What you will do →
Select the lines that hold the word "number" and copy each one.

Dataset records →
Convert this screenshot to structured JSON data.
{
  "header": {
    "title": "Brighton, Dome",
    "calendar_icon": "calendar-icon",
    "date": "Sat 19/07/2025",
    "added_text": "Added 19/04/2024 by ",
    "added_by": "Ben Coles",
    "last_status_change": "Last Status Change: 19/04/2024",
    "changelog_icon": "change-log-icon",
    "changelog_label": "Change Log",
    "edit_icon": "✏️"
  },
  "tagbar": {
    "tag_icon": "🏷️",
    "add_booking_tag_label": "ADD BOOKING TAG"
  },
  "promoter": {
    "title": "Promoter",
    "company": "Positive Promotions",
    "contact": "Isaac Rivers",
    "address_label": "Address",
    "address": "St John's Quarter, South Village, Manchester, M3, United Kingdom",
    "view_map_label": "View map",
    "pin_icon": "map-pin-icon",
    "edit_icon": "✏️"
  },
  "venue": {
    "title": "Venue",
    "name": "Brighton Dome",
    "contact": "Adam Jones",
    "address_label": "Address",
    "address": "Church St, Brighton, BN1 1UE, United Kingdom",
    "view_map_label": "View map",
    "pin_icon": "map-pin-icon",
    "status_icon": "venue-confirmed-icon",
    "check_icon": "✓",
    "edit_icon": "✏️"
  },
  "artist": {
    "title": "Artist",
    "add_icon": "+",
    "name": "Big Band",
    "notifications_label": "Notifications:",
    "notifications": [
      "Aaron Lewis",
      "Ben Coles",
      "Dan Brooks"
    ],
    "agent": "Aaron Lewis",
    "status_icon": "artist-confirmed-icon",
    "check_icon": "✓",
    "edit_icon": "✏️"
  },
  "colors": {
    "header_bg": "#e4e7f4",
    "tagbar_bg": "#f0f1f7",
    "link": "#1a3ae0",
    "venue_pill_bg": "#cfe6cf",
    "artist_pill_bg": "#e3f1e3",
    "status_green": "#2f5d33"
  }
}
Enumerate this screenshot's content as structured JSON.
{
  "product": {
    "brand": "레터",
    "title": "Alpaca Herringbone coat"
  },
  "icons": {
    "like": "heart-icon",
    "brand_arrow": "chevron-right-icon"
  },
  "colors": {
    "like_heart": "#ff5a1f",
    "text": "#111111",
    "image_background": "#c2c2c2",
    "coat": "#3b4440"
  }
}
---
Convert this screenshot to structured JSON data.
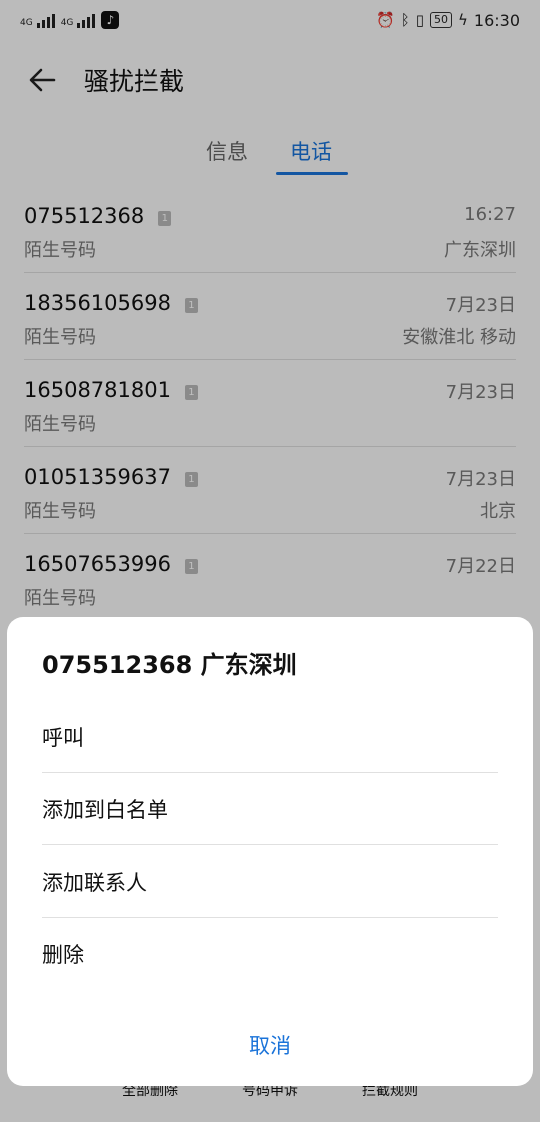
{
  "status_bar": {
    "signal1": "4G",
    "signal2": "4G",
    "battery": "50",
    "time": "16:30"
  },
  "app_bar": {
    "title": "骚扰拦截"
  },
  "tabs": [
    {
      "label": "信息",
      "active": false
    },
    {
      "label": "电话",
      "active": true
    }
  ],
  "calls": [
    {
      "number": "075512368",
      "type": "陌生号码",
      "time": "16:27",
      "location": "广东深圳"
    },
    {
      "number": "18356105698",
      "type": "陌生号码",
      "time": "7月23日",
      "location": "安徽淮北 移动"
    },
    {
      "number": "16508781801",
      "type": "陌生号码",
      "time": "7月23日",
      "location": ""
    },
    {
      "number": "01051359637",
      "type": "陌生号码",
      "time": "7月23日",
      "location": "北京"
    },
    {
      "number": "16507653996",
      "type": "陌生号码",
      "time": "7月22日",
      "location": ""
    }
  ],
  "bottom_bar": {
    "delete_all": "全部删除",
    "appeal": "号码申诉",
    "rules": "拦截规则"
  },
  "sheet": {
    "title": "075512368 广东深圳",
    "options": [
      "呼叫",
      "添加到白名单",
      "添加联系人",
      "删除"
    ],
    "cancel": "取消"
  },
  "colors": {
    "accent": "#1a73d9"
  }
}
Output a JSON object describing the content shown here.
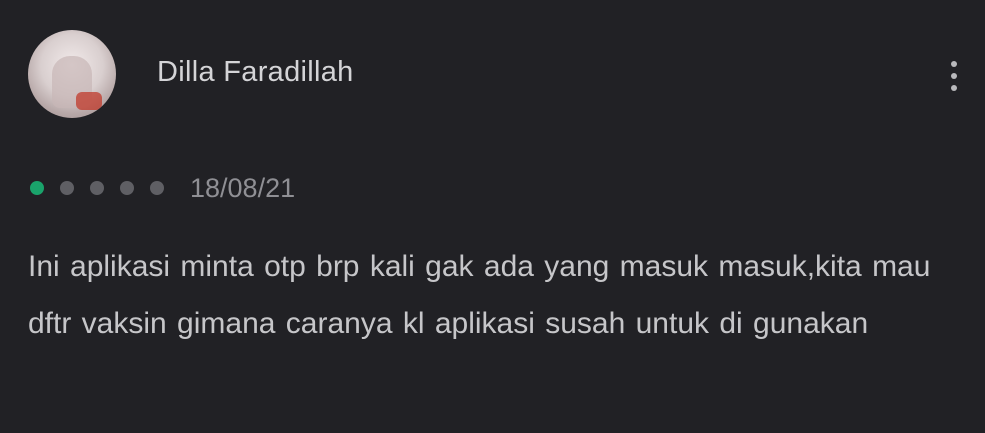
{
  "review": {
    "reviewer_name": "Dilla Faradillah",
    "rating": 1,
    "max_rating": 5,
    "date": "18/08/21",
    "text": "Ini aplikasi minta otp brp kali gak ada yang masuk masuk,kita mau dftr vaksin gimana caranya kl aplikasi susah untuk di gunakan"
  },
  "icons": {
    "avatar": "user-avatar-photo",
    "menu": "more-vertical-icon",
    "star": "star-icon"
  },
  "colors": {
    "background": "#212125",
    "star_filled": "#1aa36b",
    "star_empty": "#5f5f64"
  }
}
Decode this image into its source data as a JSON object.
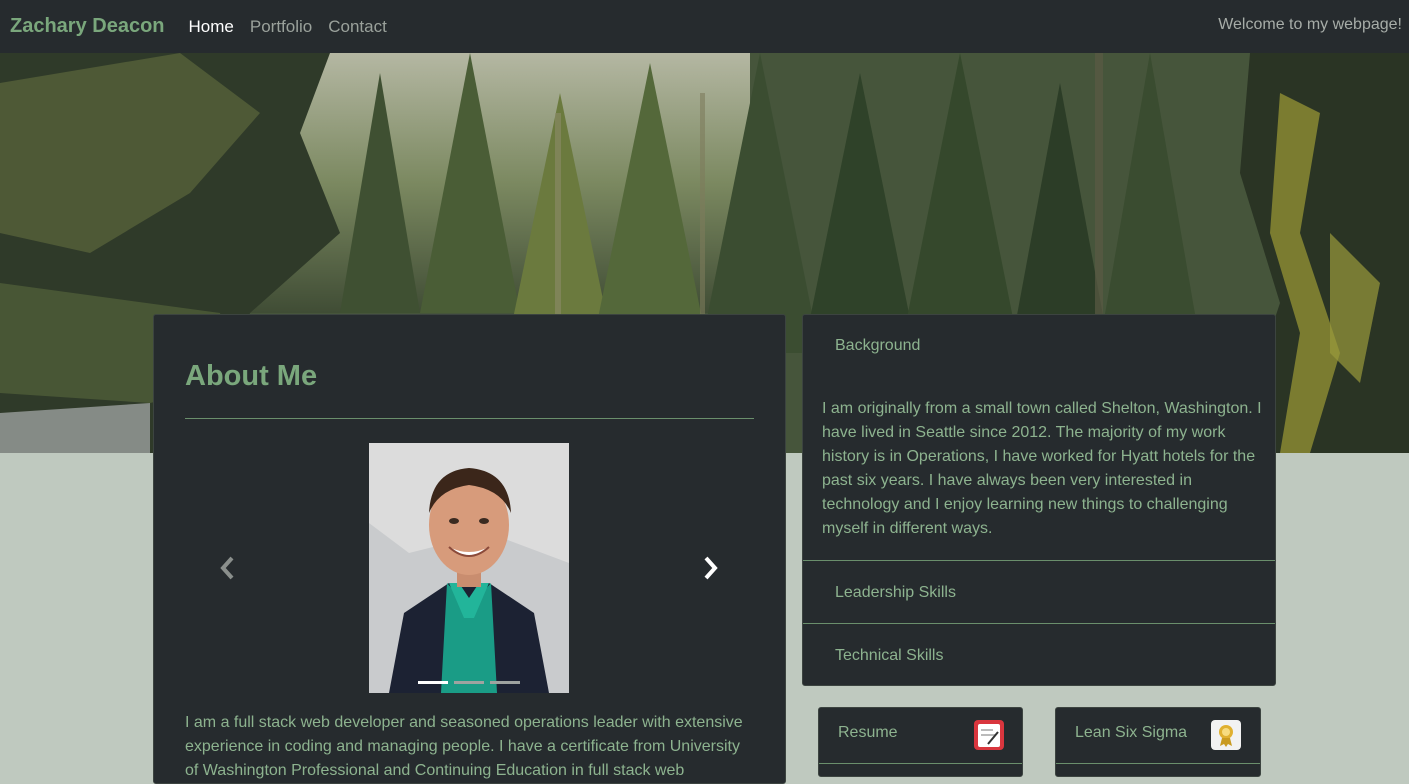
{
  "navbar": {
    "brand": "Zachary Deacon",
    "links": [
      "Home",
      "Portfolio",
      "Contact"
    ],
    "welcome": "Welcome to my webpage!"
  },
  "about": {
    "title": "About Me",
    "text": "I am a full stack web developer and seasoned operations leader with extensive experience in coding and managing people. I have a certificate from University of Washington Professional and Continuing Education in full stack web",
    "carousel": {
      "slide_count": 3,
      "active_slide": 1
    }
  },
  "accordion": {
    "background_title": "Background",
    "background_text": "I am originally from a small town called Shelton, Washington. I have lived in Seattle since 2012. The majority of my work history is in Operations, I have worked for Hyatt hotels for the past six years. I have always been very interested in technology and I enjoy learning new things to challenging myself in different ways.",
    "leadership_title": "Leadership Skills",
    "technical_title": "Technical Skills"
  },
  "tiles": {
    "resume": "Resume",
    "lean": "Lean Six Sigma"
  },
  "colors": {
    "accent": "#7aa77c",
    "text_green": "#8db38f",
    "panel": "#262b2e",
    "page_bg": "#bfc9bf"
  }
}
--
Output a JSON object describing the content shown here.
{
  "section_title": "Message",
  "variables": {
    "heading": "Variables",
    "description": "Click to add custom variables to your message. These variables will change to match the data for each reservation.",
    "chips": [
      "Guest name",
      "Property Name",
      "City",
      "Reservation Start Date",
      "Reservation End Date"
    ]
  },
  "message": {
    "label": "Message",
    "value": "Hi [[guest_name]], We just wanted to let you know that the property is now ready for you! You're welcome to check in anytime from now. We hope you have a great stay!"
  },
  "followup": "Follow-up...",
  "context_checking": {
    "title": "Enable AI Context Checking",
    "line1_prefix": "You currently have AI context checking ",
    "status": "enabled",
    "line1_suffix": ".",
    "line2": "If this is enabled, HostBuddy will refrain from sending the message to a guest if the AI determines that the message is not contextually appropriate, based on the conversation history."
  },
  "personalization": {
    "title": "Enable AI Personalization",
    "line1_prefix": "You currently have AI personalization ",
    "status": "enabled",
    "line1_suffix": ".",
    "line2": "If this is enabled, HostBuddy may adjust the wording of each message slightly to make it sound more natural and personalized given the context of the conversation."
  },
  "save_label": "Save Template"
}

The reply →
      "number": "075512368",
      "number": "18356105698",
      "number": "16508781801",
      "number": "01051359637",
      "number": "16507653996",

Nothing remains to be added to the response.